─── Text excerpt ───
Japanese Emperor Akihito will abdicate on Tuesday in favor of his elder son, ending a three-decade reign during which he sought to ease the painful memories of World War Two and engage with people, including the marginalized in society.

The abdication, the first by a Japanese monarch in two centuries, will be marked by a brief and relatively simple ceremony in the Imperial Palace’s prestigious Matsu no ma, or Hall of Pine. About 300 people will attend and it will be broadcast live on television.

Akihito, 85, was the first Japanese monarch to take the throne under a post-war constitution that defines the emperor as a symbol of the people without political power.

His father, Hirohito, in whose name Japanese troops fought World War Two, was considered a living deity until after Japan’s defeat in 1945, when he renounced his divinity.

People raise hands as they shout 'banzai', or cheers, facing the Imperial Palace on the day of the Emperor Akihito's abdication in Tokyo, April 30, 2019.
People raise hands as they shout ‘banzai’, or cheers, facing the Imperial Palace on the day of the Emperor Akihito’s abdication in Tokyo, April 30, 2019. VOA

Akihito, together with Empress Michiko, his wife of 60 years and the first commoner to marry an imperial heir, carved out an active role as a symbol of reconciliation, peace and democracy.

“I think the emperor is loved by the people. His image is one of encouraging the people, such as after disasters, and being close to the people,” Morio Miyamoto, 48, said as he waited near a train station in western Tokyo.

“I hope the next emperor will, like the Heisei emperor, be close to the people in the same way,” he said.

Akihito, who has had treatment for prostate cancer and heart surgery, said in a televised address in 2016 that he feared his age would make it hard for him to carry out his duties fully.
─── Extracted information ───
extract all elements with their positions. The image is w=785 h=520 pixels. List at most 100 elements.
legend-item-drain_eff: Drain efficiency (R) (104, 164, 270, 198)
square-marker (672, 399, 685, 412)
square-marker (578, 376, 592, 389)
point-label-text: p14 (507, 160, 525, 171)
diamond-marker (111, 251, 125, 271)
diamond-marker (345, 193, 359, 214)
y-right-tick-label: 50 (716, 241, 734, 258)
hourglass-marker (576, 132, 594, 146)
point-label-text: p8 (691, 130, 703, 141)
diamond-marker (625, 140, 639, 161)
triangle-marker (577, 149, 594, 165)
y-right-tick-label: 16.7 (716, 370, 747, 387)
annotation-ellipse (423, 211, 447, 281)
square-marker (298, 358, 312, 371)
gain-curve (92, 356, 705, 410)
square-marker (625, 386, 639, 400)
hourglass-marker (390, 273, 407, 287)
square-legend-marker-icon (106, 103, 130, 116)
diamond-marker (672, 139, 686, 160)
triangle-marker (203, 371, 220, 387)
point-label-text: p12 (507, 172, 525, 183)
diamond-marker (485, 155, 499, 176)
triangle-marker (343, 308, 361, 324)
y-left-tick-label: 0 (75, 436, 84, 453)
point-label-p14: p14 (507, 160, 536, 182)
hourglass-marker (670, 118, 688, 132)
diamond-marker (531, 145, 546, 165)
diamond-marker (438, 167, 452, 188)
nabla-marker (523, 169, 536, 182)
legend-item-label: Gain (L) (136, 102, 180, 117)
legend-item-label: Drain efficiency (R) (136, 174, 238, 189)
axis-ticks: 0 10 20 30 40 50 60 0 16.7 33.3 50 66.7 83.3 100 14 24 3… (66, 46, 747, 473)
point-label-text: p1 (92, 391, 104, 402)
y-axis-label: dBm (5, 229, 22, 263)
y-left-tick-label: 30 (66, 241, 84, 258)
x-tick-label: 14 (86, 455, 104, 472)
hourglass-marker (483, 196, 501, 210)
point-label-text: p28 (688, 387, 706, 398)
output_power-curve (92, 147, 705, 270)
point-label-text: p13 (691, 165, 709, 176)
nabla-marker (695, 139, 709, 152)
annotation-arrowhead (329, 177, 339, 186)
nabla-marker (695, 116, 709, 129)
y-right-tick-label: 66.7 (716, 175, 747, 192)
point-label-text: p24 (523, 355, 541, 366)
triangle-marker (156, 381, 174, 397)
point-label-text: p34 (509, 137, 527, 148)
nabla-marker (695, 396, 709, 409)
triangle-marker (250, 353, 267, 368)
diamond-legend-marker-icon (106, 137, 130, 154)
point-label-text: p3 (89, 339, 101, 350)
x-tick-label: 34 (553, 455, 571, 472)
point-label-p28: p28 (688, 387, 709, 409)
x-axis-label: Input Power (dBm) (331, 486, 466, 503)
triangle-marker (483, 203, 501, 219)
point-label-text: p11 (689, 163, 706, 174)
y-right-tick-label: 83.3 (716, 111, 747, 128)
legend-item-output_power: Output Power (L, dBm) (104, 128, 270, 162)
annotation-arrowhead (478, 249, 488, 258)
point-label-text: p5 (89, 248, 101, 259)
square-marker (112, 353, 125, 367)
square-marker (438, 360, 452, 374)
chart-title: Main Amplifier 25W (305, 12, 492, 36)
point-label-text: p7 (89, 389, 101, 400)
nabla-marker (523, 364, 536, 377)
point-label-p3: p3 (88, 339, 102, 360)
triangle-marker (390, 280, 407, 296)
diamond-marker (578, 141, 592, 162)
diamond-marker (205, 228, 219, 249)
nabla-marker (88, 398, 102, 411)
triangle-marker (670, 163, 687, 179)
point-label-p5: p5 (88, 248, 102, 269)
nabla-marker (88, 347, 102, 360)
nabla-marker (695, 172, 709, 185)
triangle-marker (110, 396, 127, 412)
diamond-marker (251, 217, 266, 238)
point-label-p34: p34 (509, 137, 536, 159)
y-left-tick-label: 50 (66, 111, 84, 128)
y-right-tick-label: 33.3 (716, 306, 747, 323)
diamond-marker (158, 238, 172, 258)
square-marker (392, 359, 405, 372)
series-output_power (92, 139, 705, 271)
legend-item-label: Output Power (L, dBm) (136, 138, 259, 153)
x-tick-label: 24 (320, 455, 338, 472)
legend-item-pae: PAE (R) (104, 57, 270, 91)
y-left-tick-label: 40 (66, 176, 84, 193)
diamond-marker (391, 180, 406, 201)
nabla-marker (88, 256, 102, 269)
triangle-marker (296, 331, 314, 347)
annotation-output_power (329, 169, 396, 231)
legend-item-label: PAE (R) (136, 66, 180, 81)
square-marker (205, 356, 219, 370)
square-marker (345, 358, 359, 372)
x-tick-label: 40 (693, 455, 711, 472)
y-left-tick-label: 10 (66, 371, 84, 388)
───
## [Problem set]
1/ In one to three sentences, explain what the article on Emperor Akihito's abdication says he feared in his 2016 televised address, and the reason it gives for that fear.
2/ Carry on the article on Emperor Akihito's abdication from its final sentence.
The items come from a different source than the article on Emperor Akihito's abdication.

## [Expected responses]
1/ In his 2016 televised address, Akihito said he feared he would not be able to carry out his duties fully. The reason he gave was his age, which he thought would make those duties hard for him.

2/
‘Sacred treasures’

Akihito will report his abdication on Tuesday morning at sanctuaries inside the Imperial Palace grounds, one honoring the sun goddess Amaterasu Omikami, from whom mythology says the imperial line is descended, and two others honoring departed emperors and Shinto gods.

The abdication ceremony will take place in the afternoon with attendees including Prime Minister Shinzo Abe, Empress Michiko, Crown Prince Naruhito and Crown Princess Masako, as well as the heads of both houses of parliament and Supreme Court justices.

Imperial chamberlains will carry state and privy seals into the room along with two of Japan’s “Three Sacred Treasures” — a sword and a jewel — which together with a mirror are symbols of the throne. They are said to originate in ancient mythology. Abe will announce the abdication and Akihito will make his final remarks as emperor.

Naruhito, 59, will become emperor in separate ceremonies on Wednesday. Naruhito, who studied at Oxford, is likely to continue an active role and together with Harvard-educated Masako give the monarchy a cosmopolitan tinge.

FILE - Japan's Emperor Akihito, flanked by Imperial Household Agency officials carrying two of the so-called Three Sacred Treasures of Japan, leaves the main sanctuary as he visits the Inner shrine of the Ise Jingu shrine, ahead of his April 30, 2019 abdication.
Japan’s Emperor Akihito, flanked by Imperial Household Agency officials carrying two of the so-called Three Sacred Treasures of Japan, leaves the main sanctuary as he visits the Inner shrine of the Ise Jingu shrine, ahead of his April 30, 2019 abdication. VOA

Police have tightened security near the Imperial Palace, a 115-hectare site that is home to the emperor and empress in the heart of Tokyo. Media said several thousand police officers were being mobilized in the capital over the next few days.

Tuesday marks the last day of the Heisei imperial era, which began on Jan. 8, 1989, after Akihito inherited the throne. The era saw economic stagnation, natural disasters and rapid technological change.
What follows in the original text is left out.